= REQUIREMENTS =
Can you transcribe every record below exactly as it appears?

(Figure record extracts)
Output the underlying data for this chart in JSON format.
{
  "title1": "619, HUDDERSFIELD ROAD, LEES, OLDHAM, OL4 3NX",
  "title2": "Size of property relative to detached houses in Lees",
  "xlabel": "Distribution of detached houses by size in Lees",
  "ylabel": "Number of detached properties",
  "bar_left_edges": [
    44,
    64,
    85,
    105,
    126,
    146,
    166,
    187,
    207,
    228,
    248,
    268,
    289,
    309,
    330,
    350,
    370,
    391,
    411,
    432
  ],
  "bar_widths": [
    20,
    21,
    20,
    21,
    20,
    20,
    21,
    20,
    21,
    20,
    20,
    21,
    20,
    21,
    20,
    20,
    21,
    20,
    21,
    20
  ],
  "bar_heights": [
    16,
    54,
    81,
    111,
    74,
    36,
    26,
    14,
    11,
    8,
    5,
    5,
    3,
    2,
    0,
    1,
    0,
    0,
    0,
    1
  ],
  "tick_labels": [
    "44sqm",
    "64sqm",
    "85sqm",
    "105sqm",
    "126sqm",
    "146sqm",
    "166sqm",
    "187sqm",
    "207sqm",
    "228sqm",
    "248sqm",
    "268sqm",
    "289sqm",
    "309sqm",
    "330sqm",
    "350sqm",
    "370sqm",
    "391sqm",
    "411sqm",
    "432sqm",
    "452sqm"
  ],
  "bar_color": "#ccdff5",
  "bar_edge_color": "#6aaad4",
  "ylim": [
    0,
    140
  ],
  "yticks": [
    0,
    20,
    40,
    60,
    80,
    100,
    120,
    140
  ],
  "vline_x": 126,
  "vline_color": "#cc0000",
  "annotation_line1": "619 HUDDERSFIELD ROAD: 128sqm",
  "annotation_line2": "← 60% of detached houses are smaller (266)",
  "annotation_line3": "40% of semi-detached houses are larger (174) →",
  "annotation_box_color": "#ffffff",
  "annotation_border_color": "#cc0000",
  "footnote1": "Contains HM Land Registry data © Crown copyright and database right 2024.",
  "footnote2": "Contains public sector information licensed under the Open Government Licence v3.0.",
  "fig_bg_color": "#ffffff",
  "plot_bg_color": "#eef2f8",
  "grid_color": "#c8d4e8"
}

= EXERCISE OUTPUT =
Output the underlying data for this chart in JSON format.
{
  "title1": "619, HUDDERSFIELD ROAD, LEES, OLDHAM, OL4 3NX",
  "title2": "Size of property relative to detached houses in Lees",
  "xlabel": "Distribution of detached houses by size in Lees",
  "ylabel": "Number of detached properties",
  "bar_left_edges": [
    44,
    64,
    85,
    105,
    126,
    146,
    166,
    187,
    207,
    228,
    248,
    268,
    289,
    309,
    330,
    350,
    370,
    391,
    411,
    432
  ],
  "bar_widths": [
    20,
    21,
    20,
    21,
    20,
    20,
    21,
    20,
    21,
    20,
    20,
    21,
    20,
    21,
    20,
    20,
    21,
    20,
    21,
    20
  ],
  "bar_heights": [
    16,
    54,
    81,
    111,
    74,
    36,
    26,
    14,
    11,
    8,
    5,
    5,
    3,
    2,
    0,
    1,
    0,
    0,
    0,
    1
  ],
  "tick_labels": [
    "44sqm",
    "64sqm",
    "85sqm",
    "105sqm",
    "126sqm",
    "146sqm",
    "166sqm",
    "187sqm",
    "207sqm",
    "228sqm",
    "248sqm",
    "268sqm",
    "289sqm",
    "309sqm",
    "330sqm",
    "350sqm",
    "370sqm",
    "391sqm",
    "411sqm",
    "432sqm",
    "452sqm"
  ],
  "bar_color": "#ccdff5",
  "bar_edge_color": "#6aaad4",
  "ylim": [
    0,
    140
  ],
  "yticks": [
    0,
    20,
    40,
    60,
    80,
    100,
    120,
    140
  ],
  "vline_x": 126,
  "vline_color": "#cc0000",
  "annotation_line1": "619 HUDDERSFIELD ROAD: 128sqm",
  "annotation_line2": "← 60% of detached houses are smaller (266)",
  "annotation_line3": "40% of semi-detached houses are larger (174) →",
  "annotation_box_color": "#ffffff",
  "annotation_border_color": "#cc0000",
  "footnote1": "Contains HM Land Registry data © Crown copyright and database right 2024.",
  "footnote2": "Contains public sector information licensed under the Open Government Licence v3.0.",
  "fig_bg_color": "#ffffff",
  "plot_bg_color": "#eef2f8",
  "grid_color": "#c8d4e8"
}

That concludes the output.